Print each of the following lines word for word, leaving out the pictures.

★ ★ ★ ★ ★ ★ ★

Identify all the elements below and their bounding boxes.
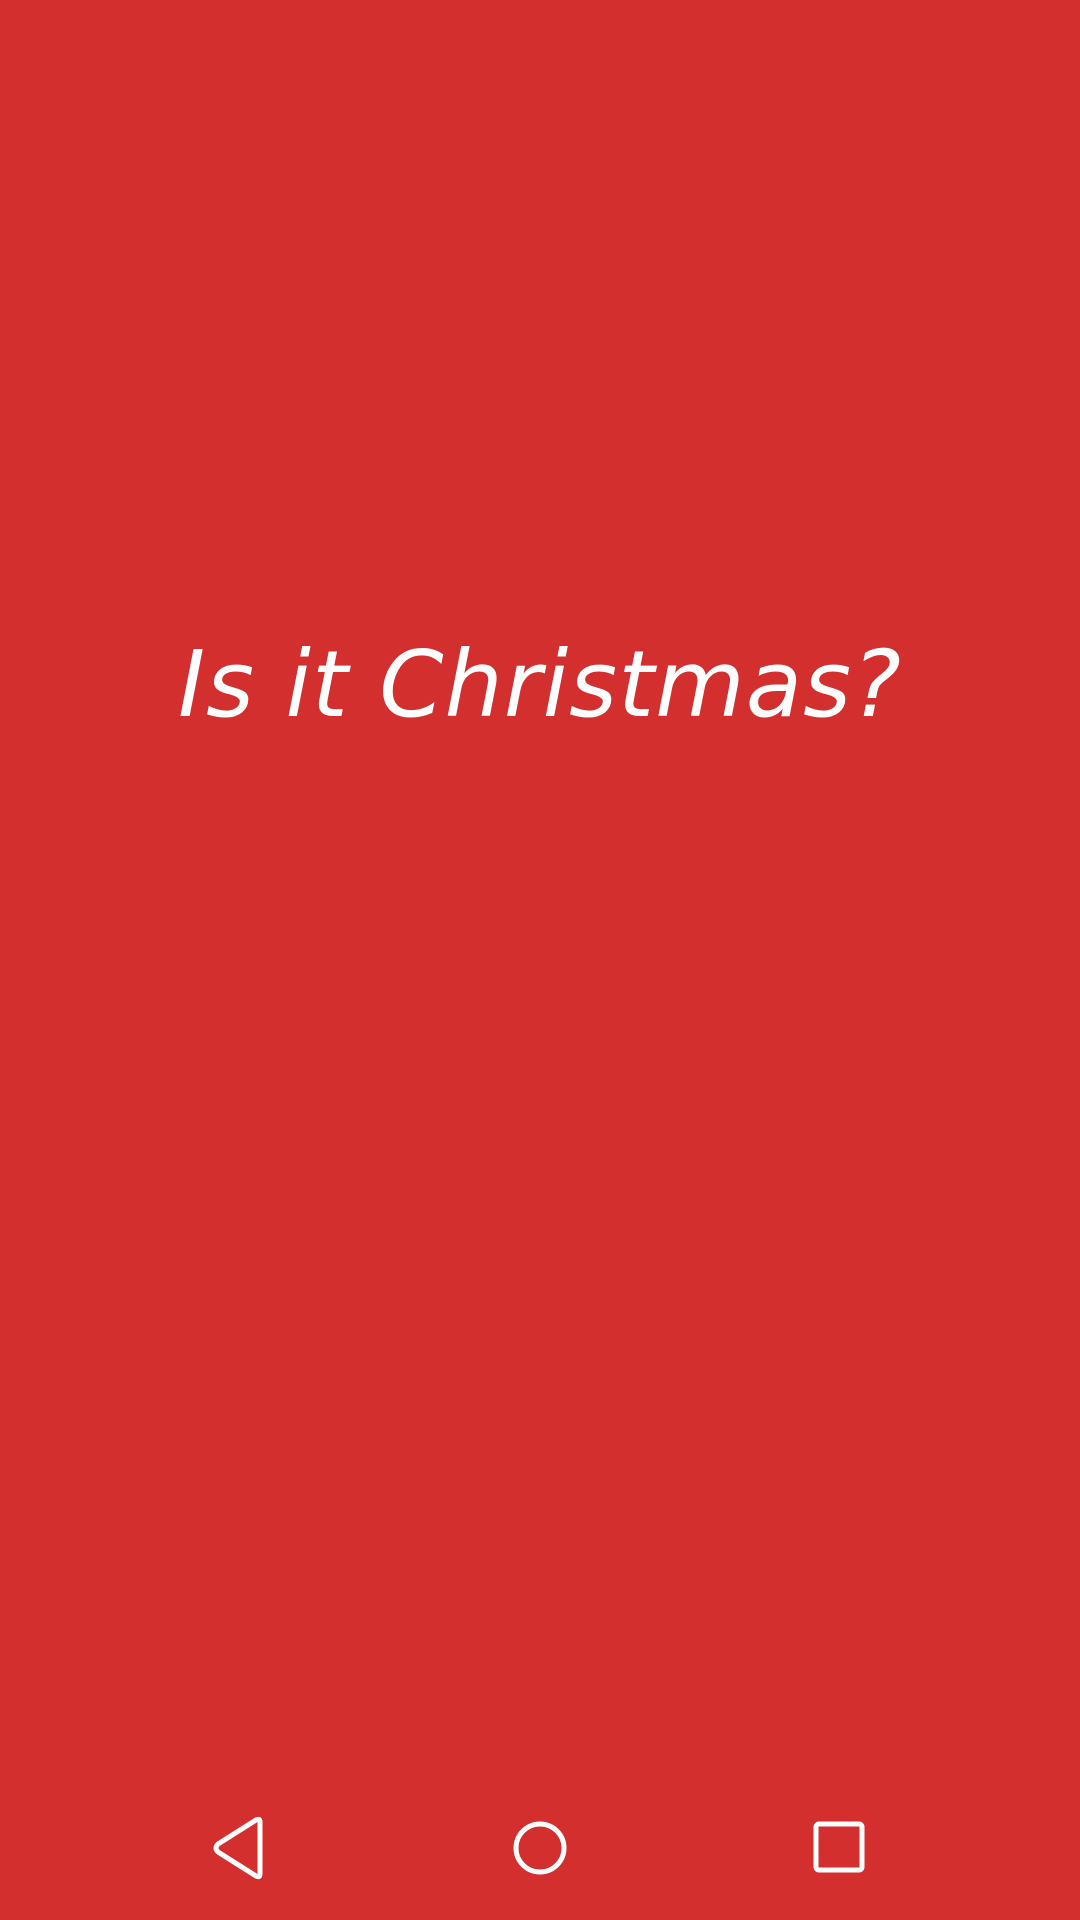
recents-button[interactable]: [790, 1798, 890, 1898]
recents-square-icon: [813, 1821, 865, 1873]
home-button[interactable]: [490, 1798, 590, 1898]
system-navigation-bar: [0, 1776, 1080, 1920]
app-screen: Is it Christmas?: [0, 0, 1080, 1776]
christmas-question-text: Is it Christmas?: [178, 631, 902, 738]
back-triangle-icon: [213, 1816, 263, 1880]
home-circle-icon: [513, 1821, 567, 1875]
back-button[interactable]: [190, 1798, 290, 1898]
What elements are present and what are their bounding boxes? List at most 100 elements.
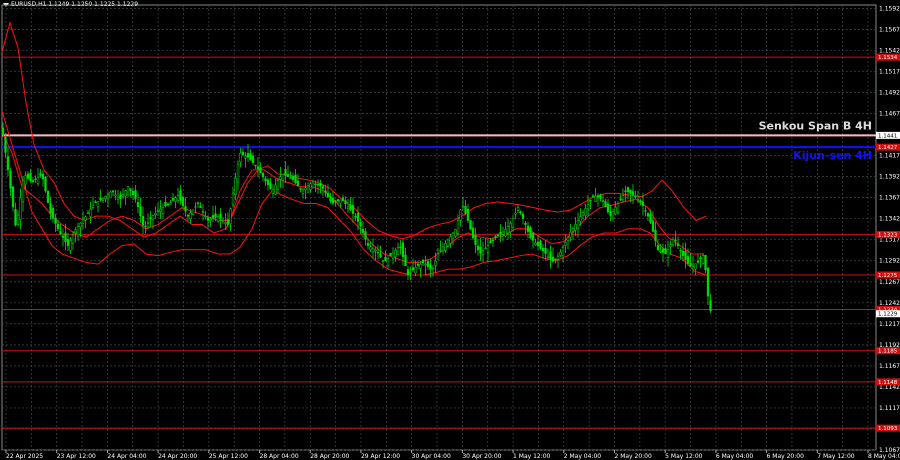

★ ★ ★ ★ ★ ★ ★

RESPONSE:
Identify all the elements below and their bounding boxes.
recents-button[interactable]: [790, 1798, 890, 1898]
recents-square-icon: [813, 1821, 865, 1873]
home-button[interactable]: [490, 1798, 590, 1898]
system-navigation-bar: [0, 1776, 1080, 1920]
app-screen: Is it Christmas?: [0, 0, 1080, 1776]
christmas-question-text: Is it Christmas?: [178, 631, 902, 738]
back-triangle-icon: [213, 1816, 263, 1880]
home-circle-icon: [513, 1821, 567, 1875]
back-button[interactable]: [190, 1798, 290, 1898]
What elements are present and what are their bounding boxes? List at most 100 elements.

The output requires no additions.